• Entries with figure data
§
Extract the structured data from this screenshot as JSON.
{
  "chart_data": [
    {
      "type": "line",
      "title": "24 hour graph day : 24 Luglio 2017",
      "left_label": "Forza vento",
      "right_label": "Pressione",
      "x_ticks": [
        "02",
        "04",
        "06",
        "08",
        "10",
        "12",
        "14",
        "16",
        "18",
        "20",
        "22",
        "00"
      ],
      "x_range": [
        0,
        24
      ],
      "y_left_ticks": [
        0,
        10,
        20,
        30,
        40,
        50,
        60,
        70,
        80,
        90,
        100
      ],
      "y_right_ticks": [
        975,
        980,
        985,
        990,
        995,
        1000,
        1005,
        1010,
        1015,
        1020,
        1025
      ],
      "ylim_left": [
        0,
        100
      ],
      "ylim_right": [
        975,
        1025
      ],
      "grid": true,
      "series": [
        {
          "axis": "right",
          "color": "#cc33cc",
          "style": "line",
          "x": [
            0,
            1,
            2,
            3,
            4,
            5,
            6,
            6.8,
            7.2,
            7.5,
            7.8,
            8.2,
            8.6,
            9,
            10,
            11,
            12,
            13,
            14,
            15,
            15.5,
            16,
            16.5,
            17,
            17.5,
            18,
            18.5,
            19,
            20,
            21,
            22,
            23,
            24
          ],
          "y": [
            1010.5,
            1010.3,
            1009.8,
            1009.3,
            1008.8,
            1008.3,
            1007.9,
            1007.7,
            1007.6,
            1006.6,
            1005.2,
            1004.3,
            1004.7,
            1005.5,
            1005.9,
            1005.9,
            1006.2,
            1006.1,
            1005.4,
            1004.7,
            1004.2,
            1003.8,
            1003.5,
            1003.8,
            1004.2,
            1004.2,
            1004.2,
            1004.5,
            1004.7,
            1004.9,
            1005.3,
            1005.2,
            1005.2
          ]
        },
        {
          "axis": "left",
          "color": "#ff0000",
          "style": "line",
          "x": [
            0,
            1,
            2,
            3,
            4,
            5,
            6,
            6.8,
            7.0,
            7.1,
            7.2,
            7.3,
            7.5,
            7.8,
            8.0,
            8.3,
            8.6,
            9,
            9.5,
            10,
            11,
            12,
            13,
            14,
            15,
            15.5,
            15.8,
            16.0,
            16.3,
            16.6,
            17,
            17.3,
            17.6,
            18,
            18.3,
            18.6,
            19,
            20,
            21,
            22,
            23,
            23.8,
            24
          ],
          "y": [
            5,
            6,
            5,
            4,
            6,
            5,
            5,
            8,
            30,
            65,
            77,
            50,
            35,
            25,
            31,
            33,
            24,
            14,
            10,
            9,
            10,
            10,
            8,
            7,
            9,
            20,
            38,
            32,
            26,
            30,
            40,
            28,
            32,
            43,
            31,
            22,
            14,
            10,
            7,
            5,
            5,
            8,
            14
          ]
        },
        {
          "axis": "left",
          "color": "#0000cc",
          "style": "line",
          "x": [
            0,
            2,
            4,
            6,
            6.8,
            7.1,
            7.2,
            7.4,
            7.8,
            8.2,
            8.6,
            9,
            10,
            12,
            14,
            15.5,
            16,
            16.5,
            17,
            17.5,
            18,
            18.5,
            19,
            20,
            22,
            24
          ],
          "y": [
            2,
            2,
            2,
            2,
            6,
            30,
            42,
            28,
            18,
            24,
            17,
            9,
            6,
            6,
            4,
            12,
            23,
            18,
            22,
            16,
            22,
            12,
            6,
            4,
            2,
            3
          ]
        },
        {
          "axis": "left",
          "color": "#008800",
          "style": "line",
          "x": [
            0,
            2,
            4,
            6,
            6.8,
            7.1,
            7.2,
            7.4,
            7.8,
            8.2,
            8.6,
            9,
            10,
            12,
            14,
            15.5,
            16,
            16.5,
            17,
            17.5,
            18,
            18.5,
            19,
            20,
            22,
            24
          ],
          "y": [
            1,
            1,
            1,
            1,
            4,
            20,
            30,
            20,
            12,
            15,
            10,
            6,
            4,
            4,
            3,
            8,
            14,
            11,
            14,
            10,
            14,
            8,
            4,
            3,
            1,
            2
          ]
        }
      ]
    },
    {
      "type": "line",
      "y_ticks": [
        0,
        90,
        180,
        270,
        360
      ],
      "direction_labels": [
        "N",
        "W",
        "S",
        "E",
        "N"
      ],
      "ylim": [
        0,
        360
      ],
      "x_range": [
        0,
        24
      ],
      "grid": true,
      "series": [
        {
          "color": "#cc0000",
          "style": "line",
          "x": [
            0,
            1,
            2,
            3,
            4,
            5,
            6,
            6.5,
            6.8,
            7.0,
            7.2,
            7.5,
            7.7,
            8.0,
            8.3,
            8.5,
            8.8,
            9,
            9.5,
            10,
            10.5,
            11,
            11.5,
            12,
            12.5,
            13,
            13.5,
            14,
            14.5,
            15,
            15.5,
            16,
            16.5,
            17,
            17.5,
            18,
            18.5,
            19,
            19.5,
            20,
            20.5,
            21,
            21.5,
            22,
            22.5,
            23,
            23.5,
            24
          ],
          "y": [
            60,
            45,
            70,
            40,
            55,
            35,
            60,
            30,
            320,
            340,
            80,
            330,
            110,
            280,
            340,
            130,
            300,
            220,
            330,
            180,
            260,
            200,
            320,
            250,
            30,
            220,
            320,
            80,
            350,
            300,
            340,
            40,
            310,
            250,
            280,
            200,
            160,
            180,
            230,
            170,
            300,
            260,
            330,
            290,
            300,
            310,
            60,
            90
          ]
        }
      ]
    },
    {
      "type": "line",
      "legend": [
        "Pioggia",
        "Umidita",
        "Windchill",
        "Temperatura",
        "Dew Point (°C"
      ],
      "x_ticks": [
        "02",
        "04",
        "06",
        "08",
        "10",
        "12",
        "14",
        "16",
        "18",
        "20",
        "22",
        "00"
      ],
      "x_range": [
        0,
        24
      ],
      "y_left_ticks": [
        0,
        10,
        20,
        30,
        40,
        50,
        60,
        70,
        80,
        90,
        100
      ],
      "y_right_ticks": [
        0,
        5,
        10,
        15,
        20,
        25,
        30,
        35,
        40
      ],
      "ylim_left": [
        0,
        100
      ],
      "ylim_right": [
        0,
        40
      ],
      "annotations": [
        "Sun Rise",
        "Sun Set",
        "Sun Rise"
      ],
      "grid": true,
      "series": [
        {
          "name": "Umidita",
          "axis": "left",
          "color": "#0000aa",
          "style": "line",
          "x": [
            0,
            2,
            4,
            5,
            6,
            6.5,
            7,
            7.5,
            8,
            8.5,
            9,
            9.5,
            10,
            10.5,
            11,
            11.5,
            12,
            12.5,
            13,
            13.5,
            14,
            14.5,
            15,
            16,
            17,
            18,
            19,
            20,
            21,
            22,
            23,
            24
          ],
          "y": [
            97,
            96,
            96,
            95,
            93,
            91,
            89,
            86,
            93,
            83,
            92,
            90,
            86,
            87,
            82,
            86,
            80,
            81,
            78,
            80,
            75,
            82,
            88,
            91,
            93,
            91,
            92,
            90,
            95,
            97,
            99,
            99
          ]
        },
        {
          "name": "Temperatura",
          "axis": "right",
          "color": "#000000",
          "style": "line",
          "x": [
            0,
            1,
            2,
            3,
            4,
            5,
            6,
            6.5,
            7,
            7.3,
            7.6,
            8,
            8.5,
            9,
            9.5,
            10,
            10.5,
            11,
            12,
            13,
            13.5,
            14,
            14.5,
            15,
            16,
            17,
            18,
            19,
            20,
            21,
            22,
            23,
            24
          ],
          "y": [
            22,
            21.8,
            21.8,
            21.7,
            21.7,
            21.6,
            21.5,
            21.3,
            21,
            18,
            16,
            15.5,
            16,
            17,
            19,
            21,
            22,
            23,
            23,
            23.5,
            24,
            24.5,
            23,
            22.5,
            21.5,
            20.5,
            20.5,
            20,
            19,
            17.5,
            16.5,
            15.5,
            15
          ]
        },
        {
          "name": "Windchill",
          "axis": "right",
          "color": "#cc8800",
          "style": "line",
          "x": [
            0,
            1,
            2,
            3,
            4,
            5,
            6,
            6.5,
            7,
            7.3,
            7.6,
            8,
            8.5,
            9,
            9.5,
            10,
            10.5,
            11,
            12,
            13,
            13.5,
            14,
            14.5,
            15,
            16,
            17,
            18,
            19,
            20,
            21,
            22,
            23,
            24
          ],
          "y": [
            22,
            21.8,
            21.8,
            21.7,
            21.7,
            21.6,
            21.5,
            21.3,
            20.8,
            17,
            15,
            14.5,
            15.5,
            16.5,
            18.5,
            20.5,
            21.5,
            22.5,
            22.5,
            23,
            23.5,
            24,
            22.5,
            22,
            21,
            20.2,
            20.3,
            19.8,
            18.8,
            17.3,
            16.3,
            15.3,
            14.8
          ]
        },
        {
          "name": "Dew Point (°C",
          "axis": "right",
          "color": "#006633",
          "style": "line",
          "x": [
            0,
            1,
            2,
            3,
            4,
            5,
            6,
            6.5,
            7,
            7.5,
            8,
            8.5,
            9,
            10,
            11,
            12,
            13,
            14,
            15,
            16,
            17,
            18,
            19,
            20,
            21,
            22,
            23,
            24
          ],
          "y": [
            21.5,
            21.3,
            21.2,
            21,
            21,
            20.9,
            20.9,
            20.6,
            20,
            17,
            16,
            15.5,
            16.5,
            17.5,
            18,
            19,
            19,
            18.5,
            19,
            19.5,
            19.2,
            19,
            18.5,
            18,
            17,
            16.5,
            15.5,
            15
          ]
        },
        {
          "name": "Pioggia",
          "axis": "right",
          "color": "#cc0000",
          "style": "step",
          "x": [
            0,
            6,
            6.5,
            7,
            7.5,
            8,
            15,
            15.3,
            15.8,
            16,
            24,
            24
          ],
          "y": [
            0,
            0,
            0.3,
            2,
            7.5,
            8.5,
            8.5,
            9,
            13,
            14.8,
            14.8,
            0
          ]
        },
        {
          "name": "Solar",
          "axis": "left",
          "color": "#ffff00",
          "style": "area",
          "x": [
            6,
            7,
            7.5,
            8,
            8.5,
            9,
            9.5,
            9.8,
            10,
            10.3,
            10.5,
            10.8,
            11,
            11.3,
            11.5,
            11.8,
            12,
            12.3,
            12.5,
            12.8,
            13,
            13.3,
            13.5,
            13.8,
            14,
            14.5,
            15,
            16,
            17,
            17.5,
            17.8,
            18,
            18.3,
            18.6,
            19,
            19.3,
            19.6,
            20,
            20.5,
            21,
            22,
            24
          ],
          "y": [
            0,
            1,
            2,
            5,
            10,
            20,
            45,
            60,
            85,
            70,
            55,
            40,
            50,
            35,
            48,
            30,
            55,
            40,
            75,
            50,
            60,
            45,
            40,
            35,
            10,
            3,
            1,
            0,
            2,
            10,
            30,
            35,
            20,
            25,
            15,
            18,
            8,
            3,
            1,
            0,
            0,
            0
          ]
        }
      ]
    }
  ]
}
§
• Task goal
Show all lines in the entries above where the word "name" appears.

• Reply to the exercise
          "name": "Umidita",
          "name": "Temperatura",
          "name": "Windchill",
          "name": "Dew Point (°C",
          "name": "Pioggia",
          "name": "Solar",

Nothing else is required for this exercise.